Exercise prompt
Return every record verbatim.

Recorded data
+ + + +
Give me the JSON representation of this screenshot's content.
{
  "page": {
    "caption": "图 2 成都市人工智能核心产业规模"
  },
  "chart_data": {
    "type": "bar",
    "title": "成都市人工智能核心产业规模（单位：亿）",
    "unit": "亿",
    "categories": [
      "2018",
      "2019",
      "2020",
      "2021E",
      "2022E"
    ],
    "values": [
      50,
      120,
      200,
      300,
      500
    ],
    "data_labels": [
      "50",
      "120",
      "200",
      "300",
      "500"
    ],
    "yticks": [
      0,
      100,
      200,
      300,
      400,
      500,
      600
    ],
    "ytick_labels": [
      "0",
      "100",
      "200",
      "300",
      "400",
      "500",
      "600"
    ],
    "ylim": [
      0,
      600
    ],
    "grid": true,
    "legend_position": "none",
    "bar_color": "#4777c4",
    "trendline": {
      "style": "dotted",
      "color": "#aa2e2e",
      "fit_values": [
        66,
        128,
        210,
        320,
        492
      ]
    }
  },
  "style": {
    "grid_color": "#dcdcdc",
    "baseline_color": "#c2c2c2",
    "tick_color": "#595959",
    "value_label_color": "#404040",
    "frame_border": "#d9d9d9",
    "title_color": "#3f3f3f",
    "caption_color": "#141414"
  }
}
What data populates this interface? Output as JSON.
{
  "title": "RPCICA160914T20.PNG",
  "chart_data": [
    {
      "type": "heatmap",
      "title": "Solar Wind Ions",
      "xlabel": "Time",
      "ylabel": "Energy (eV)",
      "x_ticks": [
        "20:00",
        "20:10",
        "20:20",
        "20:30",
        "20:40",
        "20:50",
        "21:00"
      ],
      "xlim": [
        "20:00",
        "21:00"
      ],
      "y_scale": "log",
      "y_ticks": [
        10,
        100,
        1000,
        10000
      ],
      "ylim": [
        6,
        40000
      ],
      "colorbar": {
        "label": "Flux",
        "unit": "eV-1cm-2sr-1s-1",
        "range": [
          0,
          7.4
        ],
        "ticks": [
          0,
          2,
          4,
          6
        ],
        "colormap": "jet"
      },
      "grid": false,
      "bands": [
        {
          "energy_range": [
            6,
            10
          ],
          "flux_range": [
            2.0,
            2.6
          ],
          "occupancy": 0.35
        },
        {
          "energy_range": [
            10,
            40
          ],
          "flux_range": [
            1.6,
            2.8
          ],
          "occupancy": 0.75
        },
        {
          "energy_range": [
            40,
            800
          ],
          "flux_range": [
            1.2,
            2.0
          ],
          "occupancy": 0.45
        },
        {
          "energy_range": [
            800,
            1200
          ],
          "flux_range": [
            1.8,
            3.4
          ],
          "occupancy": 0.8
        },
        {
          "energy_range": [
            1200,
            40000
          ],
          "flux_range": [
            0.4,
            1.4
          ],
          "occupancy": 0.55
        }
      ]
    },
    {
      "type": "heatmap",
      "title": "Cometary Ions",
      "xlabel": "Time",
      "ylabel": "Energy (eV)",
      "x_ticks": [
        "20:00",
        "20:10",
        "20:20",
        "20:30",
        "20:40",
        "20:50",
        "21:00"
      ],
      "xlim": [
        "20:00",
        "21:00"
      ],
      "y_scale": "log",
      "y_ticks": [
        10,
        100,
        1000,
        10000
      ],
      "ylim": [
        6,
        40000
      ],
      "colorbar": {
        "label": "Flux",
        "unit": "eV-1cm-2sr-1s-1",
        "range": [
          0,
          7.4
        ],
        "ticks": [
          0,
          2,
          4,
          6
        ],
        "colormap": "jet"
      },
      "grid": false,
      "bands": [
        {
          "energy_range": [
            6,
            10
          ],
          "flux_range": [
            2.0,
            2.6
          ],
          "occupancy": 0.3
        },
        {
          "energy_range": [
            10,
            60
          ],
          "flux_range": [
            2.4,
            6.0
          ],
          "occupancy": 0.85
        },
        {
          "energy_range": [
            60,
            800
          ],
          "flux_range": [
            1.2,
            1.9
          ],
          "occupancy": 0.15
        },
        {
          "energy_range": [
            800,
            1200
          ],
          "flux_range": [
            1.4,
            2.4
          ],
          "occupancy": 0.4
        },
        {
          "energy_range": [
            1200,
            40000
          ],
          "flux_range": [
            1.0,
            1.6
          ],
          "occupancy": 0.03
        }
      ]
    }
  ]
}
+ + + +
Response to the task
Give me the JSON representation of this screenshot's content.
{
  "page": {
    "caption": "图 2 成都市人工智能核心产业规模"
  },
  "chart_data": {
    "type": "bar",
    "title": "成都市人工智能核心产业规模（单位：亿）",
    "unit": "亿",
    "categories": [
      "2018",
      "2019",
      "2020",
      "2021E",
      "2022E"
    ],
    "values": [
      50,
      120,
      200,
      300,
      500
    ],
    "data_labels": [
      "50",
      "120",
      "200",
      "300",
      "500"
    ],
    "yticks": [
      0,
      100,
      200,
      300,
      400,
      500,
      600
    ],
    "ytick_labels": [
      "0",
      "100",
      "200",
      "300",
      "400",
      "500",
      "600"
    ],
    "ylim": [
      0,
      600
    ],
    "grid": true,
    "legend_position": "none",
    "bar_color": "#4777c4",
    "trendline": {
      "style": "dotted",
      "color": "#aa2e2e",
      "fit_values": [
        66,
        128,
        210,
        320,
        492
      ]
    }
  },
  "style": {
    "grid_color": "#dcdcdc",
    "baseline_color": "#c2c2c2",
    "tick_color": "#595959",
    "value_label_color": "#404040",
    "frame_border": "#d9d9d9",
    "title_color": "#3f3f3f",
    "caption_color": "#141414"
  }
}
What data populates this interface? Output as JSON.
{
  "title": "RPCICA160914T20.PNG",
  "chart_data": [
    {
      "type": "heatmap",
      "title": "Solar Wind Ions",
      "xlabel": "Time",
      "ylabel": "Energy (eV)",
      "x_ticks": [
        "20:00",
        "20:10",
        "20:20",
        "20:30",
        "20:40",
        "20:50",
        "21:00"
      ],
      "xlim": [
        "20:00",
        "21:00"
      ],
      "y_scale": "log",
      "y_ticks": [
        10,
        100,
        1000,
        10000
      ],
      "ylim": [
        6,
        40000
      ],
      "colorbar": {
        "label": "Flux",
        "unit": "eV-1cm-2sr-1s-1",
        "range": [
          0,
          7.4
        ],
        "ticks": [
          0,
          2,
          4,
          6
        ],
        "colormap": "jet"
      },
      "grid": false,
      "bands": [
        {
          "energy_range": [
            6,
            10
          ],
          "flux_range": [
            2.0,
            2.6
          ],
          "occupancy": 0.35
        },
        {
          "energy_range": [
            10,
            40
          ],
          "flux_range": [
            1.6,
            2.8
          ],
          "occupancy": 0.75
        },
        {
          "energy_range": [
            40,
            800
          ],
          "flux_range": [
            1.2,
            2.0
          ],
          "occupancy": 0.45
        },
        {
          "energy_range": [
            800,
            1200
          ],
          "flux_range": [
            1.8,
            3.4
          ],
          "occupancy": 0.8
        },
        {
          "energy_range": [
            1200,
            40000
          ],
          "flux_range": [
            0.4,
            1.4
          ],
          "occupancy": 0.55
        }
      ]
    },
    {
      "type": "heatmap",
      "title": "Cometary Ions",
      "xlabel": "Time",
      "ylabel": "Energy (eV)",
      "x_ticks": [
        "20:00",
        "20:10",
        "20:20",
        "20:30",
        "20:40",
        "20:50",
        "21:00"
      ],
      "xlim": [
        "20:00",
        "21:00"
      ],
      "y_scale": "log",
      "y_ticks": [
        10,
        100,
        1000,
        10000
      ],
      "ylim": [
        6,
        40000
      ],
      "colorbar": {
        "label": "Flux",
        "unit": "eV-1cm-2sr-1s-1",
        "range": [
          0,
          7.4
        ],
        "ticks": [
          0,
          2,
          4,
          6
        ],
        "colormap": "jet"
      },
      "grid": false,
      "bands": [
        {
          "energy_range": [
            6,
            10
          ],
          "flux_range": [
            2.0,
            2.6
          ],
          "occupancy": 0.3
        },
        {
          "energy_range": [
            10,
            60
          ],
          "flux_range": [
            2.4,
            6.0
          ],
          "occupancy": 0.85
        },
        {
          "energy_range": [
            60,
            800
          ],
          "flux_range": [
            1.2,
            1.9
          ],
          "occupancy": 0.15
        },
        {
          "energy_range": [
            800,
            1200
          ],
          "flux_range": [
            1.4,
            2.4
          ],
          "occupancy": 0.4
        },
        {
          "energy_range": [
            1200,
            40000
          ],
          "flux_range": [
            1.0,
            1.6
          ],
          "occupancy": 0.03
        }
      ]
    }
  ]
}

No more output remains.